§ **EXCERPTED DATA**
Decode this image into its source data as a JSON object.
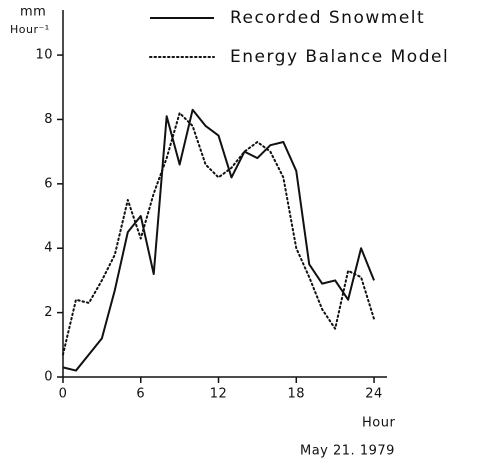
{
  "chart_data": {
    "type": "line",
    "y_label": "mm",
    "y_unit": "Hour⁻¹",
    "x_label": "Hour",
    "note": "May 21. 1979",
    "x": [
      0,
      1,
      2,
      3,
      4,
      5,
      6,
      7,
      8,
      9,
      10,
      11,
      12,
      13,
      14,
      15,
      16,
      17,
      18,
      19,
      20,
      21,
      22,
      23,
      24
    ],
    "series": [
      {
        "name": "Recorded Snowmelt",
        "color": "#111111",
        "style": "solid",
        "values": [
          0.3,
          0.2,
          0.7,
          1.2,
          2.7,
          4.5,
          5.0,
          3.2,
          8.1,
          6.6,
          8.3,
          7.8,
          7.5,
          6.2,
          7.0,
          6.8,
          7.2,
          7.3,
          6.4,
          3.5,
          2.9,
          3.0,
          2.4,
          4.0,
          3.0
        ]
      },
      {
        "name": "Energy Balance Model",
        "color": "#111111",
        "style": "dotted",
        "values": [
          0.7,
          2.4,
          2.3,
          3.0,
          3.8,
          5.5,
          4.3,
          5.7,
          6.8,
          8.2,
          7.8,
          6.6,
          6.2,
          6.5,
          7.0,
          7.3,
          7.0,
          6.2,
          4.0,
          3.1,
          2.1,
          1.5,
          3.3,
          3.1,
          1.8
        ]
      }
    ],
    "xlim": [
      0,
      25
    ],
    "ylim": [
      0,
      11.4
    ],
    "xticks": [
      0,
      6,
      12,
      18,
      24
    ],
    "yticks": [
      0,
      2,
      4,
      6,
      8,
      10
    ]
  }
}
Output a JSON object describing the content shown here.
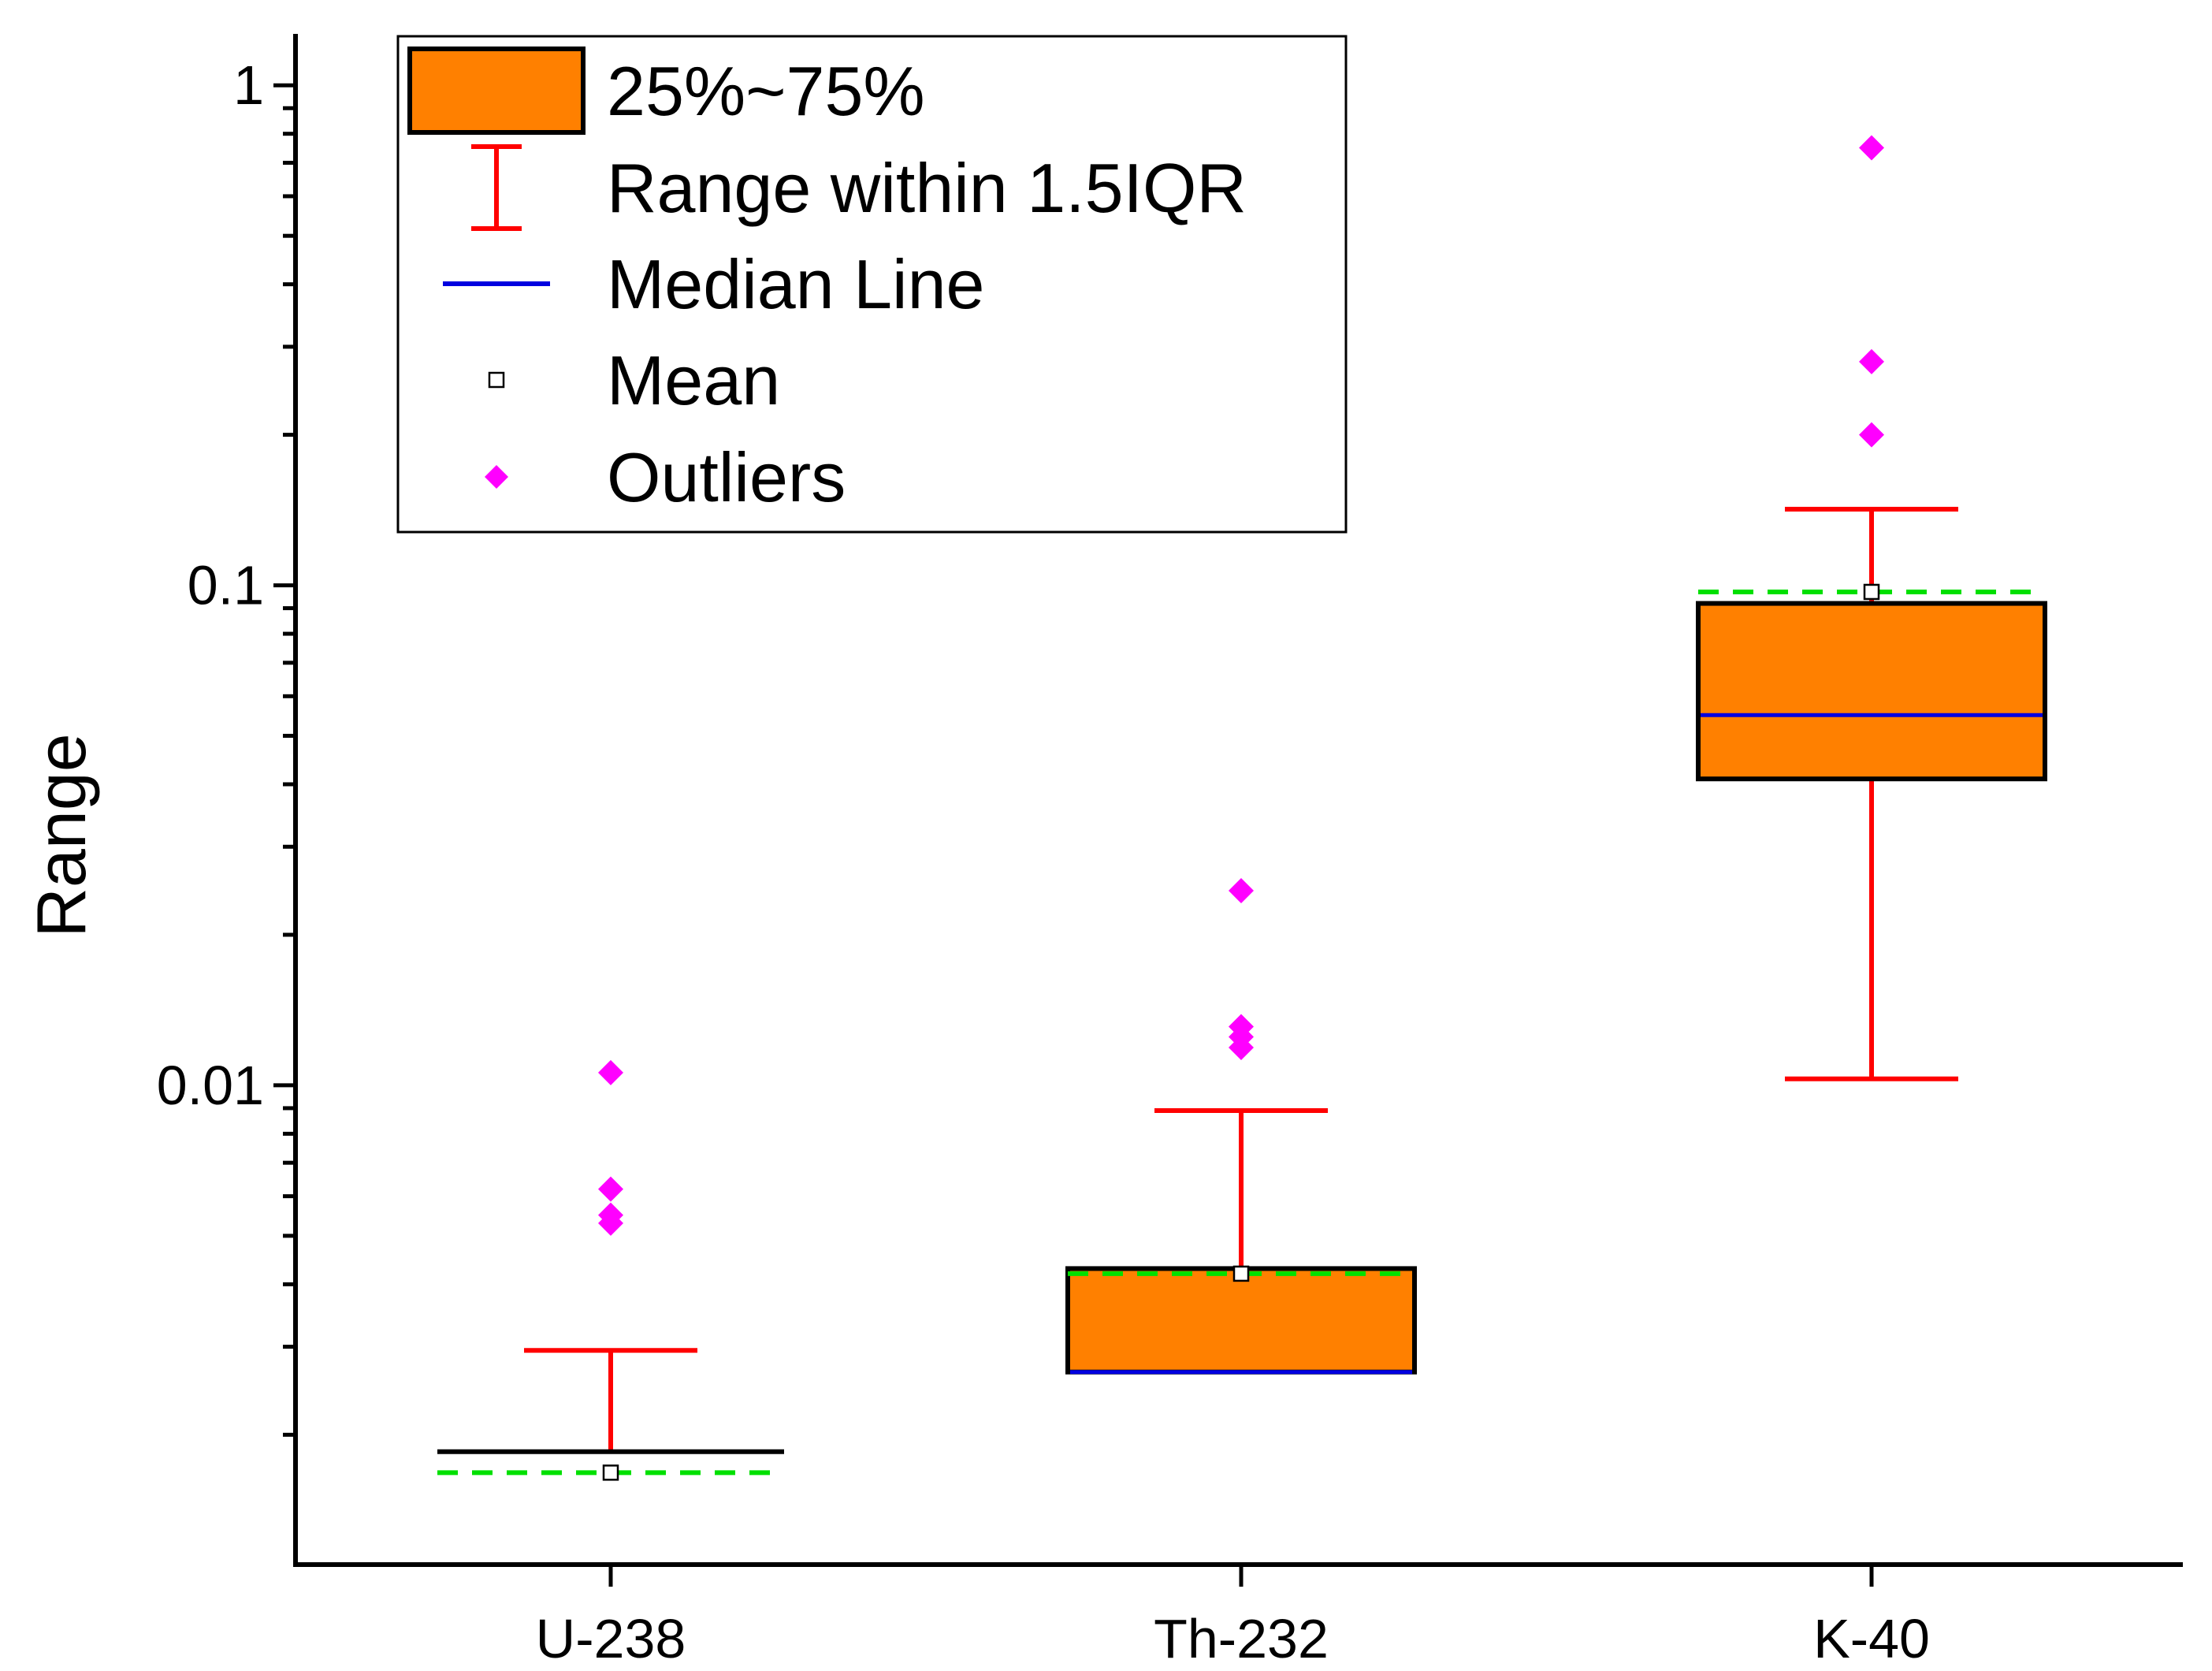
{
  "chart_data": {
    "type": "box",
    "title": "",
    "xlabel": "",
    "ylabel": "Range",
    "yscale": "log",
    "ylim": [
      0.0011,
      1.2
    ],
    "yticks": [
      {
        "value": 0.01,
        "label": "0.01"
      },
      {
        "value": 0.1,
        "label": "0.1"
      },
      {
        "value": 1,
        "label": "1"
      }
    ],
    "categories": [
      "U-238",
      "Th-232",
      "K-40"
    ],
    "boxes": [
      {
        "name": "U-238",
        "whisker_low": 0.00185,
        "q1": 0.00185,
        "median": 0.00185,
        "q3": 0.00185,
        "whisker_high": 0.00295,
        "mean": 0.00168,
        "reference": 0.00168,
        "outliers": [
          0.0106,
          0.0062,
          0.0055,
          0.0053
        ]
      },
      {
        "name": "Th-232",
        "whisker_low": 0.00267,
        "q1": 0.00267,
        "median": 0.00267,
        "q3": 0.0043,
        "whisker_high": 0.0089,
        "mean": 0.0042,
        "reference": 0.0042,
        "outliers": [
          0.0245,
          0.0131,
          0.0125,
          0.0119
        ]
      },
      {
        "name": "K-40",
        "whisker_low": 0.0103,
        "q1": 0.041,
        "median": 0.055,
        "q3": 0.092,
        "whisker_high": 0.142,
        "mean": 0.097,
        "reference": 0.097,
        "outliers": [
          0.75,
          0.28,
          0.2
        ]
      }
    ],
    "legend": {
      "position": "top-left",
      "items": [
        {
          "key": "box",
          "label": "25%~75%"
        },
        {
          "key": "whisker",
          "label": "Range within 1.5IQR"
        },
        {
          "key": "median",
          "label": "Median Line"
        },
        {
          "key": "mean",
          "label": "Mean"
        },
        {
          "key": "outlier",
          "label": "Outliers"
        }
      ]
    },
    "colors": {
      "box_fill": "#ff8000",
      "box_edge": "#000000",
      "whisker": "#ff0000",
      "median": "#0000e0",
      "reference": "#00e000",
      "outlier": "#ff00ff",
      "mean_edge": "#000000",
      "axis": "#000000"
    }
  }
}
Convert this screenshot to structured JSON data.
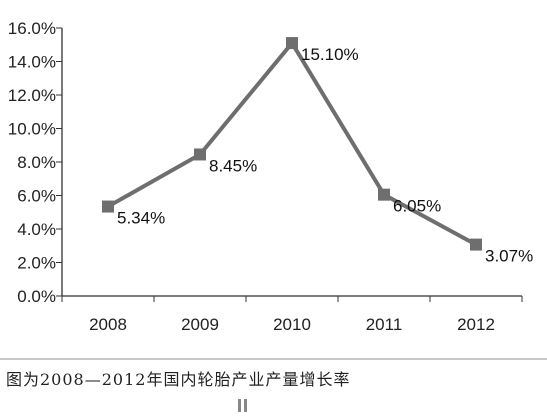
{
  "caption": "图为2008—2012年国内轮胎产业产量增长率",
  "colors": {
    "line": "#6e6e6e",
    "marker": "#6e6e6e",
    "axis": "#333333",
    "text": "#222222"
  },
  "chart_data": {
    "type": "line",
    "title": "",
    "xlabel": "",
    "ylabel": "",
    "categories": [
      "2008",
      "2009",
      "2010",
      "2011",
      "2012"
    ],
    "series": [
      {
        "values": [
          5.34,
          8.45,
          15.1,
          6.05,
          3.07
        ],
        "labels": [
          "5.34%",
          "8.45%",
          "15.10%",
          "6.05%",
          "3.07%"
        ]
      }
    ],
    "ylim": [
      0,
      16
    ],
    "yticks": [
      "0.0%",
      "2.0%",
      "4.0%",
      "6.0%",
      "8.0%",
      "10.0%",
      "12.0%",
      "14.0%",
      "16.0%"
    ],
    "grid": false,
    "legend": "none"
  }
}
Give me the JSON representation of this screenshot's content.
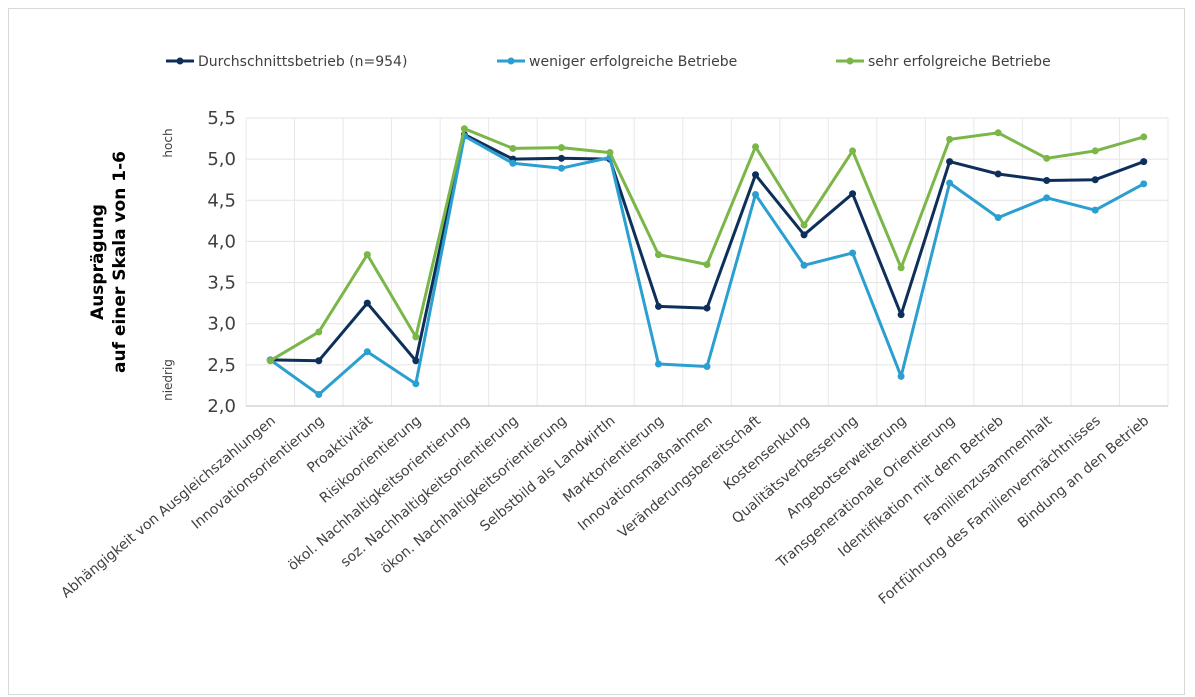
{
  "chart_data": {
    "type": "line",
    "ylabel_line1": "Ausprägung",
    "ylabel_line2": "auf einer Skala von 1-6",
    "ylabel_high": "hoch",
    "ylabel_low": "niedrig",
    "ylim": [
      2.0,
      5.5
    ],
    "yticks": [
      2.0,
      2.5,
      3.0,
      3.5,
      4.0,
      4.5,
      5.0,
      5.5
    ],
    "ytick_labels": [
      "2,0",
      "2,5",
      "3,0",
      "3,5",
      "4,0",
      "4,5",
      "5,0",
      "5,5"
    ],
    "grid": true,
    "legend_position": "top",
    "categories": [
      "Abhängigkeit von Ausgleichszahlungen",
      "Innovationsorientierung",
      "Proaktivität",
      "Risikoorientierung",
      "ökol. Nachhaltigkeitsorientierung",
      "soz. Nachhaltigkeitsorientierung",
      "ökon. Nachhaltigkeitsorientierung",
      "Selbstbild als LandwirtIn",
      "Marktorientierung",
      "Innovationsmaßnahmen",
      "Veränderungsbereitschaft",
      "Kostensenkung",
      "Qualitätsverbesserung",
      "Angebotserweiterung",
      "Transgenerationale Orientierung",
      "Identifikation mit dem Betrieb",
      "Familienzusammenhalt",
      "Fortführung des Familienvermächtnisses",
      "Bindung an den Betrieb"
    ],
    "series": [
      {
        "name": "Durchschnittsbetrieb (n=954)",
        "color": "#0d2f5a",
        "values": [
          2.56,
          2.55,
          3.25,
          2.55,
          5.3,
          5.0,
          5.01,
          5.0,
          3.21,
          3.19,
          4.81,
          4.08,
          4.58,
          3.11,
          4.97,
          4.82,
          4.74,
          4.75,
          4.97
        ]
      },
      {
        "name": "weniger erfolgreiche Betriebe",
        "color": "#2a9fd0",
        "values": [
          2.56,
          2.14,
          2.66,
          2.27,
          5.28,
          4.95,
          4.89,
          5.02,
          2.51,
          2.48,
          4.57,
          3.71,
          3.86,
          2.36,
          4.71,
          4.29,
          4.53,
          4.38,
          4.7
        ]
      },
      {
        "name": "sehr erfolgreiche Betriebe",
        "color": "#7ab648",
        "values": [
          2.55,
          2.9,
          3.84,
          2.84,
          5.37,
          5.13,
          5.14,
          5.08,
          3.84,
          3.72,
          5.15,
          4.2,
          5.1,
          3.68,
          5.24,
          5.32,
          5.01,
          5.1,
          5.27
        ]
      }
    ]
  }
}
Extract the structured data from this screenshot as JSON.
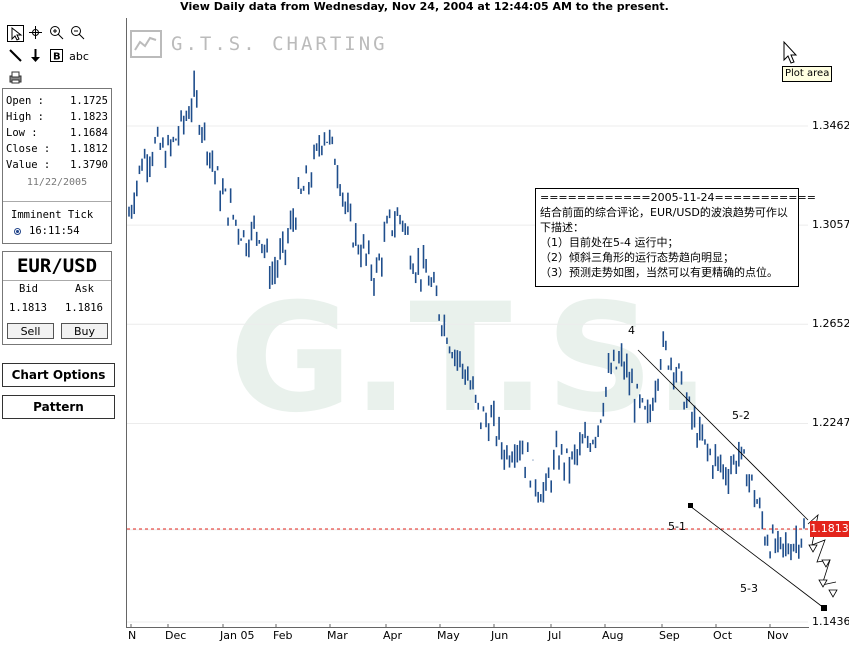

§ **WHAT THE TASK REQUIRES**
Filter the records above for "this" and copy every matching line.

§ **CORRECT RESPONSE**
Decode this image into its source data as a JSON object.
Convert this screenshot to structured JSON data.
Give me the JSON representation of this screenshot's content.
Extract the structured data from this screenshot as JSON.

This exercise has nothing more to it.